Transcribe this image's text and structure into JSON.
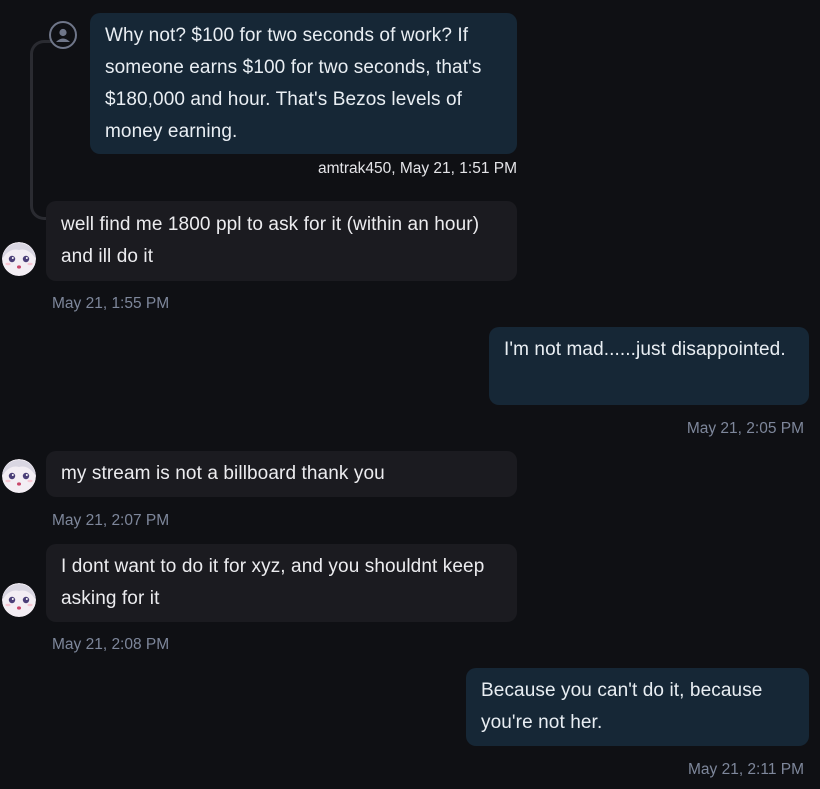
{
  "messages": [
    {
      "id": "m1",
      "side": "quoted",
      "text": "Why not? $100 for two seconds of work? If someone earns $100 for two seconds, that's $180,000 and hour. That's Bezos levels of money earning.",
      "meta": "amtrak450, May 21, 1:51 PM"
    },
    {
      "id": "m2",
      "side": "them",
      "text": "well find me 1800 ppl to ask for it (within an hour) and ill do it",
      "meta": "May 21, 1:55 PM"
    },
    {
      "id": "m3",
      "side": "me",
      "text": "I'm not mad......just disappointed.",
      "meta": "May 21, 2:05 PM"
    },
    {
      "id": "m4",
      "side": "them",
      "text": "my stream is not a billboard thank you",
      "meta": "May 21, 2:07 PM"
    },
    {
      "id": "m5",
      "side": "them",
      "text": "I dont want to do it for xyz, and you shouldnt keep asking for it",
      "meta": "May 21, 2:08 PM"
    },
    {
      "id": "m6",
      "side": "me",
      "text": "Because you can't do it, because you're not her.",
      "meta": "May 21, 2:11 PM"
    }
  ],
  "icons": {
    "quoted_user": "user-icon",
    "them_avatar": "anime-avatar-icon"
  },
  "colors": {
    "background": "#0f1014",
    "bubble_them": "#1b1b20",
    "bubble_me": "#162736",
    "timestamp": "#7e879b"
  }
}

━━━━━━━━

*STATED GOAL*.
Filter the data, keeping only the lines that contain "meta".

*REPLY TO THE EXERCISE*.
      "meta": "amtrak450, May 21, 1:51 PM"
      "meta": "May 21, 1:55 PM"
      "meta": "May 21, 2:05 PM"
      "meta": "May 21, 2:07 PM"
      "meta": "May 21, 2:08 PM"
      "meta": "May 21, 2:11 PM"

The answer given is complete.